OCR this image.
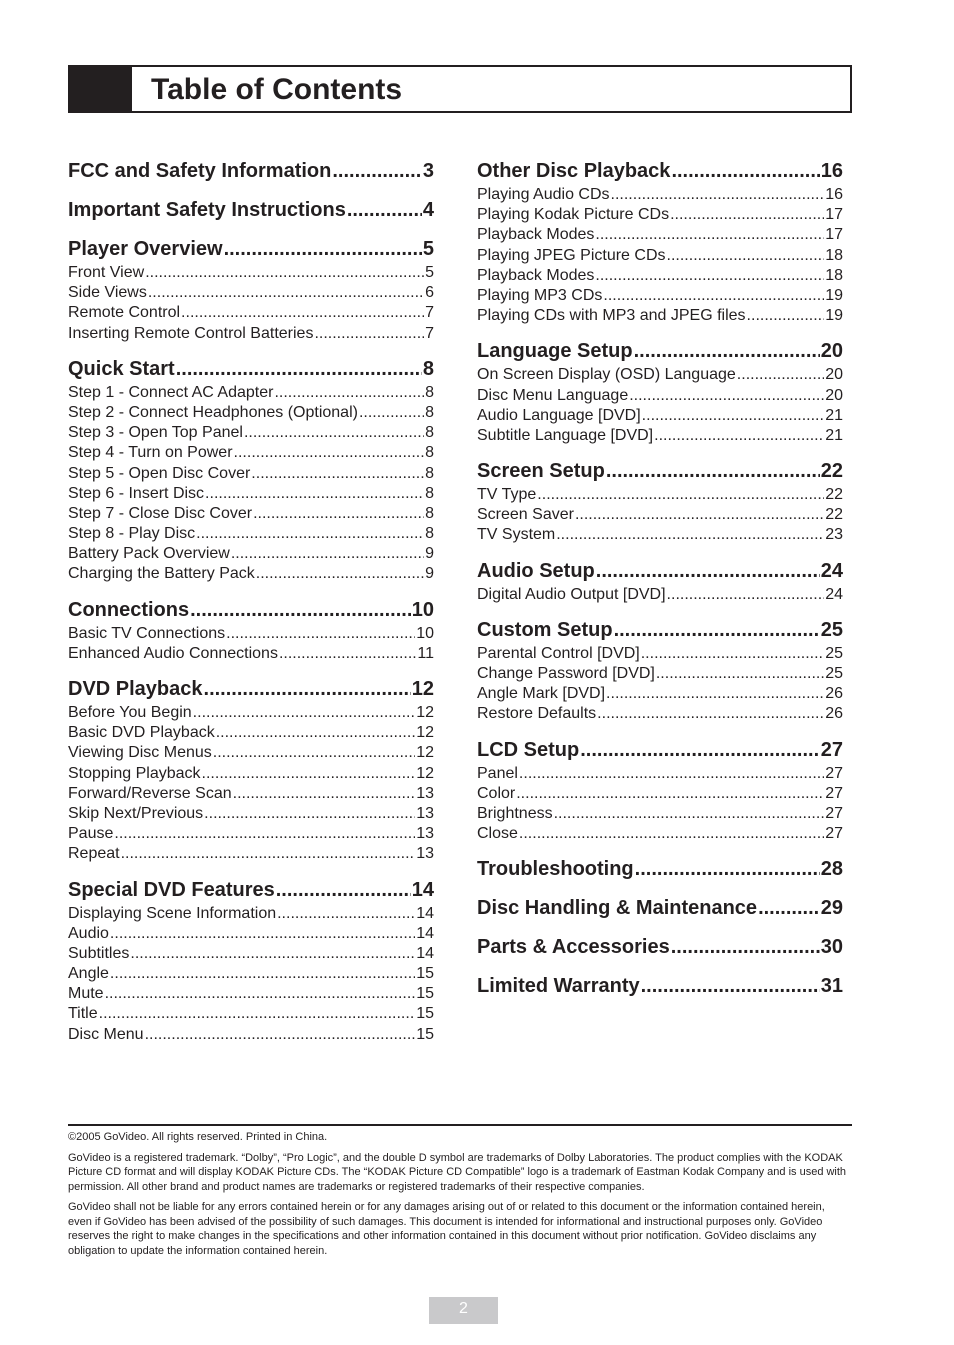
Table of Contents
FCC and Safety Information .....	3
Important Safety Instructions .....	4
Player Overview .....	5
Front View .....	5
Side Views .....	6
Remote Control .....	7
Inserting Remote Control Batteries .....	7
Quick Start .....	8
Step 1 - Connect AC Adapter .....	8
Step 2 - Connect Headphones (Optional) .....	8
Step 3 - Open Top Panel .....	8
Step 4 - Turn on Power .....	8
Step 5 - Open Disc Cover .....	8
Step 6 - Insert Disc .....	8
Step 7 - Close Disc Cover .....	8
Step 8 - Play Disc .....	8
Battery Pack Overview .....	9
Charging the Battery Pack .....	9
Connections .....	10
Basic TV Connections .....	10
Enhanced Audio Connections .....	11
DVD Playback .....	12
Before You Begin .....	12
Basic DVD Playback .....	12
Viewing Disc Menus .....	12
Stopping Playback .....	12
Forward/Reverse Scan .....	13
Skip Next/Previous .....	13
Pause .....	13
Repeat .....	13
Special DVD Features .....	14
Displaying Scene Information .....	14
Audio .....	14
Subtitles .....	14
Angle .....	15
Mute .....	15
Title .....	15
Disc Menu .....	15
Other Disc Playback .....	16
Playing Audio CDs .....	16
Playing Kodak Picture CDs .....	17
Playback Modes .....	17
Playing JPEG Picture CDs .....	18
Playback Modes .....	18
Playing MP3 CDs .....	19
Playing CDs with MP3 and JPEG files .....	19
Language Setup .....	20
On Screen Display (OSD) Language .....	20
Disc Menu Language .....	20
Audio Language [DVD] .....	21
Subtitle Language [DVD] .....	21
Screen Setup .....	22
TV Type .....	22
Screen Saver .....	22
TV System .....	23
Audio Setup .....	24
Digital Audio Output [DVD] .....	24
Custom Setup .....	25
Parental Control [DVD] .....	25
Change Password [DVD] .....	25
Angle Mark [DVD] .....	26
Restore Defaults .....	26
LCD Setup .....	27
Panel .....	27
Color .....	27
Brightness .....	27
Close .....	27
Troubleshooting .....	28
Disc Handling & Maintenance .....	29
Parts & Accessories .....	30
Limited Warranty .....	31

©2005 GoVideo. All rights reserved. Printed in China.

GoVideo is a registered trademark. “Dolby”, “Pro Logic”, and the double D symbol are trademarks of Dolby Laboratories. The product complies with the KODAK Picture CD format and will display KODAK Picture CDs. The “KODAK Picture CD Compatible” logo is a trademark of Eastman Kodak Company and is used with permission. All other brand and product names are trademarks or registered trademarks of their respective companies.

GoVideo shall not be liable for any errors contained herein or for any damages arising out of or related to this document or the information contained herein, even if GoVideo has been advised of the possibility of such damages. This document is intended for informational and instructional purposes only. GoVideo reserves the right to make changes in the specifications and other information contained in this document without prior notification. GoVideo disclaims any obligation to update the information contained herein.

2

□ □ □ □

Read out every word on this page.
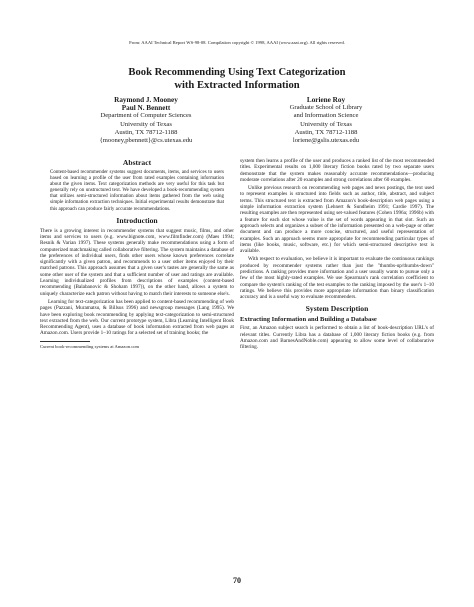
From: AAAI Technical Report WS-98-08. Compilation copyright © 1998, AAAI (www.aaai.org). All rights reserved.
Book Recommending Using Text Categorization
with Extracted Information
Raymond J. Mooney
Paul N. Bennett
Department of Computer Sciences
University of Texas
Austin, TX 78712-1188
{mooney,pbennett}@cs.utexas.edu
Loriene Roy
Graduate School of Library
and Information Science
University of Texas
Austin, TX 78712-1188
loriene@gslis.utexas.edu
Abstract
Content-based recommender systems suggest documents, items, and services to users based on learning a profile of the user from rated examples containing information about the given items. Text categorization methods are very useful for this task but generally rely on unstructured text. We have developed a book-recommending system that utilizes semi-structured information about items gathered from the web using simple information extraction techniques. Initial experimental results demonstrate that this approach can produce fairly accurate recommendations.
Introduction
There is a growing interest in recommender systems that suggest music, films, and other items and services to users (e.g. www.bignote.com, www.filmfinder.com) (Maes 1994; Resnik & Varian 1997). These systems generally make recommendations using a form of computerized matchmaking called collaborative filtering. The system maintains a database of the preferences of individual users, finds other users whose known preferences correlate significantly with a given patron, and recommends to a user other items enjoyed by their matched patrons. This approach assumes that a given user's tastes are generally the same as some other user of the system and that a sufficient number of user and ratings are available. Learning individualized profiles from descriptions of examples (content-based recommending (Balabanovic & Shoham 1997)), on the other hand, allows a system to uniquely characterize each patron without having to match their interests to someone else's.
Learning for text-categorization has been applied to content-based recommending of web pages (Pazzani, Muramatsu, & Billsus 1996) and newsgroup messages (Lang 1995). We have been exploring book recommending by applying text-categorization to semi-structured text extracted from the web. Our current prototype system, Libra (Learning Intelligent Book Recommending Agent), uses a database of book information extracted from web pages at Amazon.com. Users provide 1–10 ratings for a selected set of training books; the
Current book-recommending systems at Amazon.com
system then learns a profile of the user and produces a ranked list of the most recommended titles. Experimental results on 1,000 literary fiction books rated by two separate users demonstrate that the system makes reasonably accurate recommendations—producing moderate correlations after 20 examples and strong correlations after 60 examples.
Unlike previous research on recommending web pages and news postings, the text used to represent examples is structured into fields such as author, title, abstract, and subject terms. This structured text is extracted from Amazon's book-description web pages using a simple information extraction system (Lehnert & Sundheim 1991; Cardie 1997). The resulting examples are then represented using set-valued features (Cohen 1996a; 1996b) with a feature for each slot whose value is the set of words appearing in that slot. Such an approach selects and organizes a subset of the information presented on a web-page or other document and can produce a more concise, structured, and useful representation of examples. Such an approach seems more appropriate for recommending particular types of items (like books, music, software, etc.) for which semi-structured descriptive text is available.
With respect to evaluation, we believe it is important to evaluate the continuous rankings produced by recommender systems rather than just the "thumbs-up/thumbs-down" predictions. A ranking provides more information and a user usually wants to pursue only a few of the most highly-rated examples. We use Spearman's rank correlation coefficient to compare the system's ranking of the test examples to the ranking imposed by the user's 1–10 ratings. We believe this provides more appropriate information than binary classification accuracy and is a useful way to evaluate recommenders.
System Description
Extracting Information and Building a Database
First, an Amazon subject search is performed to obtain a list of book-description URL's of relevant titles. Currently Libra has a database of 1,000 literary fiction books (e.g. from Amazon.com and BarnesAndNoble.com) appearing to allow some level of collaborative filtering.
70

□ □ □ □

TO BE DONE: Using the entries above, return each line in which the word "reserved" occurs.

FINISHED EXERCISE:
©2005 GoVideo. All rights reserved. Printed in China.
From: AAAI Technical Report WS-98-08. Compilation copyright © 1998, AAAI (www.aaai.org). All rights reserved.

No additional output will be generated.